PROBLEM: Find the string "Open" in the listing and report every line that has it.

INPUT MATERIAL:
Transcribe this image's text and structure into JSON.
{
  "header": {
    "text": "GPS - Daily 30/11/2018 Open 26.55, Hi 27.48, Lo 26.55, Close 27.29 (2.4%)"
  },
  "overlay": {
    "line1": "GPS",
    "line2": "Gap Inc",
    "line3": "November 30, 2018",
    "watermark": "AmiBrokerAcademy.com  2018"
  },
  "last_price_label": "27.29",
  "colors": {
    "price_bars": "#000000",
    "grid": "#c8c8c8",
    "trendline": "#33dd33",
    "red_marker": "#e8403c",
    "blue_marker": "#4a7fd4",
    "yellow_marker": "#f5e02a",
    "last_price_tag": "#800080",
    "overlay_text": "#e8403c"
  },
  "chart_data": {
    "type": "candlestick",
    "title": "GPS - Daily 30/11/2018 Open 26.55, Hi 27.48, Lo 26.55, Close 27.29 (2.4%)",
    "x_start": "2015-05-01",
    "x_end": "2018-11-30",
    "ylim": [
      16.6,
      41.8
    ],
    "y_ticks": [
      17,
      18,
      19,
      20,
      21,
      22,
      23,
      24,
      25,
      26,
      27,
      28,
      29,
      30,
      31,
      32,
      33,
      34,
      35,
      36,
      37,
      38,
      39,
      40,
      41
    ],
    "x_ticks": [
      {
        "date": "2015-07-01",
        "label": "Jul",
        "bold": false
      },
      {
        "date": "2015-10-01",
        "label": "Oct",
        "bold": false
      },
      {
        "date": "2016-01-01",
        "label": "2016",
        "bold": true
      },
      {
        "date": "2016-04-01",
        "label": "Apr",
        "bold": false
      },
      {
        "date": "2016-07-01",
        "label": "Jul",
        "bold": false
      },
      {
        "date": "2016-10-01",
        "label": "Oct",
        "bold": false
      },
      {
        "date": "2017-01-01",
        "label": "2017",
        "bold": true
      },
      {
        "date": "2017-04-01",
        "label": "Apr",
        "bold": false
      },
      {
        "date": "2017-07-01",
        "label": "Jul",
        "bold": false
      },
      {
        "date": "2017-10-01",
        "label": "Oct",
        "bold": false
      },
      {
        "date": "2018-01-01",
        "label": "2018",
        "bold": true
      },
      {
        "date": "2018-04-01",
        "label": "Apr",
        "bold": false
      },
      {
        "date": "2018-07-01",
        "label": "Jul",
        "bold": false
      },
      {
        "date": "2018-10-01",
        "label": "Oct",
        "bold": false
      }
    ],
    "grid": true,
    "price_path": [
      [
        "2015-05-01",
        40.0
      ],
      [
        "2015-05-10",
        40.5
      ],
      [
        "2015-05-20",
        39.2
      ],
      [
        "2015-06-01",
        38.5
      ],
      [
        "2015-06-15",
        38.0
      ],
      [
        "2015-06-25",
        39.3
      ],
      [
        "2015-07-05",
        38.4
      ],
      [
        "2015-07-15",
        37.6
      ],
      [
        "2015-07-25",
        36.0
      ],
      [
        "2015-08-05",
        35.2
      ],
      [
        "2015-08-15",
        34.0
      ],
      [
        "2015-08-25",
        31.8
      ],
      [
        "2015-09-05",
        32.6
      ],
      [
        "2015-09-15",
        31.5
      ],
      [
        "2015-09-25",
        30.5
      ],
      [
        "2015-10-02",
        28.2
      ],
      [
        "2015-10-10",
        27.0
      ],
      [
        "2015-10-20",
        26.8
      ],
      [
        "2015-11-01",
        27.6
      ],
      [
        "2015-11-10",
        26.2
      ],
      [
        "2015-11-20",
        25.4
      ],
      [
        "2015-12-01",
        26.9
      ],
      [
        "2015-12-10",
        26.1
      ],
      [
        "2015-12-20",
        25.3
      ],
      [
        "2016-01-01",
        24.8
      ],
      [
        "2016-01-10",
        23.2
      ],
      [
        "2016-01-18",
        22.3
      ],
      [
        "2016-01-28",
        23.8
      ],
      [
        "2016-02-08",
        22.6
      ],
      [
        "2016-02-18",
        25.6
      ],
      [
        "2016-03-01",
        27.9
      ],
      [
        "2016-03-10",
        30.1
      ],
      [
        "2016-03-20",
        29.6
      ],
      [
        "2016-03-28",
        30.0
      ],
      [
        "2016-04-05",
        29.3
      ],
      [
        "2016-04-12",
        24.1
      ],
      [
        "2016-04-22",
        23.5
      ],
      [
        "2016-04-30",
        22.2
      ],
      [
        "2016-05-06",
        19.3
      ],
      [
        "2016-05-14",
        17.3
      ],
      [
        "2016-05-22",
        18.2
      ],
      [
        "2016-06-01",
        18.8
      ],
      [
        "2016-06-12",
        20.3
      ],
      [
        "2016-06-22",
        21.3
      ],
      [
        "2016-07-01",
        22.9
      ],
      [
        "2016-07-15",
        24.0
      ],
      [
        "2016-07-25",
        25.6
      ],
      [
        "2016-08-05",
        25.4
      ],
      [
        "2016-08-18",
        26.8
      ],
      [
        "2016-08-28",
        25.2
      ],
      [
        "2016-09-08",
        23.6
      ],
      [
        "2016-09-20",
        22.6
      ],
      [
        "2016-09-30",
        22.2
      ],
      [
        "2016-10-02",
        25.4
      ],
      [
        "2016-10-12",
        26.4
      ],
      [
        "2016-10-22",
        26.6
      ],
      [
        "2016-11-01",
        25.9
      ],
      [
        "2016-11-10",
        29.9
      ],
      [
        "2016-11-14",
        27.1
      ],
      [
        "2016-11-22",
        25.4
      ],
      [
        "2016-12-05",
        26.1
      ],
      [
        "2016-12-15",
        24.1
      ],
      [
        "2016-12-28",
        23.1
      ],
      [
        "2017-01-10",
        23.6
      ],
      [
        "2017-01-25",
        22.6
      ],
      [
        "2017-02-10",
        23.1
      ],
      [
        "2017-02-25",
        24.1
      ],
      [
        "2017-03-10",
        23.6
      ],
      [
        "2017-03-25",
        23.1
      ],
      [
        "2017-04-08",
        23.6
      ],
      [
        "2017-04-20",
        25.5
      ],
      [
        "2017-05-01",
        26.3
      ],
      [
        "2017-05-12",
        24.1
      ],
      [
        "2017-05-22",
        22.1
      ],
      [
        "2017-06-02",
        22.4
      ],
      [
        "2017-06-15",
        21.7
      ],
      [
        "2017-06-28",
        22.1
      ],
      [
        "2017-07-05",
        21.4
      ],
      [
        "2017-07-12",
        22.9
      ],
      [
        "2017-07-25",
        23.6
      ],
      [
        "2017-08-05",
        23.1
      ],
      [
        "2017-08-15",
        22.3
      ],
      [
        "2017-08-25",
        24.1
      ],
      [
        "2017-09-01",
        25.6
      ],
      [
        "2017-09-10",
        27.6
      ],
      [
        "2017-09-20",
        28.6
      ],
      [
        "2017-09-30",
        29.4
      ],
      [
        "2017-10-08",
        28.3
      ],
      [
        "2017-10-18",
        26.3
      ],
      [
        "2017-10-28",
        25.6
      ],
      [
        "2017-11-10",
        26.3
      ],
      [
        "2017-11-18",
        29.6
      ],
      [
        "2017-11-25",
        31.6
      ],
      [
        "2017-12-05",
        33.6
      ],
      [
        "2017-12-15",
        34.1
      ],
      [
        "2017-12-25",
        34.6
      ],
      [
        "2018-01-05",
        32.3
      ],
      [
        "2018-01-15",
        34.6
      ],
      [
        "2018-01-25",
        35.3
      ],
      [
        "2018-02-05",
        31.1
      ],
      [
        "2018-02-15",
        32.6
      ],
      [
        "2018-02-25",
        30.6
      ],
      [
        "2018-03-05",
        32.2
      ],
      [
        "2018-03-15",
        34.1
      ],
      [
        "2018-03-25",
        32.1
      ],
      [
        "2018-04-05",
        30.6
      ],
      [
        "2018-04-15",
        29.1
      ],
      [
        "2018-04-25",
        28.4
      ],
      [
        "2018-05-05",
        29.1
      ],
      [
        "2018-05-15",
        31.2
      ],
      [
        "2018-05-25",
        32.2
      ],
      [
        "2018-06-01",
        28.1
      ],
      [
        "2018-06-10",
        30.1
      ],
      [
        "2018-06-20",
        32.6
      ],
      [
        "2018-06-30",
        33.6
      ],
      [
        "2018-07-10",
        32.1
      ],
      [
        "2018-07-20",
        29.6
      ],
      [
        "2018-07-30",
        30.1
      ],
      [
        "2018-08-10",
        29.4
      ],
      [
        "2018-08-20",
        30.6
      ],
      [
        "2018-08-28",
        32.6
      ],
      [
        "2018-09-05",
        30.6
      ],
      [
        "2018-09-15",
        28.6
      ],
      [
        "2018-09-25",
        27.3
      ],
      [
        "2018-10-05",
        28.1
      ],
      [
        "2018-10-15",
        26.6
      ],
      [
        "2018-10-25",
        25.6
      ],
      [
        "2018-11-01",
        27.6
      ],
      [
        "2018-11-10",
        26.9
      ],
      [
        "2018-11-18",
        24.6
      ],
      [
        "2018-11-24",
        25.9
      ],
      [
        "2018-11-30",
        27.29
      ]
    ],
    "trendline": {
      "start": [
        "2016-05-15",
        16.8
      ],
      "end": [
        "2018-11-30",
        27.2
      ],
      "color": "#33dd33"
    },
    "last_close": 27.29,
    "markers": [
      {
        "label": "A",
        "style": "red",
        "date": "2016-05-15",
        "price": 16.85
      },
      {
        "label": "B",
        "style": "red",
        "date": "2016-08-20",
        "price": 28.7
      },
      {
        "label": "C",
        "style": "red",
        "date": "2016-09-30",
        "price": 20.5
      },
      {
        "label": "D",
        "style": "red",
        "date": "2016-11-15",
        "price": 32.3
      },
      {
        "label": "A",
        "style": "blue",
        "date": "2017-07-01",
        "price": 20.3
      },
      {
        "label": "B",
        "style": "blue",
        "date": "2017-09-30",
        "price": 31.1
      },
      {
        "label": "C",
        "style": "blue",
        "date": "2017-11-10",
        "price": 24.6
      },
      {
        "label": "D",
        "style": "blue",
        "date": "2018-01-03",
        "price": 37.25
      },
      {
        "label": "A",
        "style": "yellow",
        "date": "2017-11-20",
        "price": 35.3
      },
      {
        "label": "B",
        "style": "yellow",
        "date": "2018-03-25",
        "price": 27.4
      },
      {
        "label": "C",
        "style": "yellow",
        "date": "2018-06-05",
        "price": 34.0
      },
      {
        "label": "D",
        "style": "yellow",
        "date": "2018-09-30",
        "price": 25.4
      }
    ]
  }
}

OUTPUT:
    "text": "GPS - Daily 30/11/2018 Open 26.55, Hi 27.48, Lo 26.55, Close 27.29 (2.4%)"
    "title": "GPS - Daily 30/11/2018 Open 26.55, Hi 27.48, Lo 26.55, Close 27.29 (2.4%)",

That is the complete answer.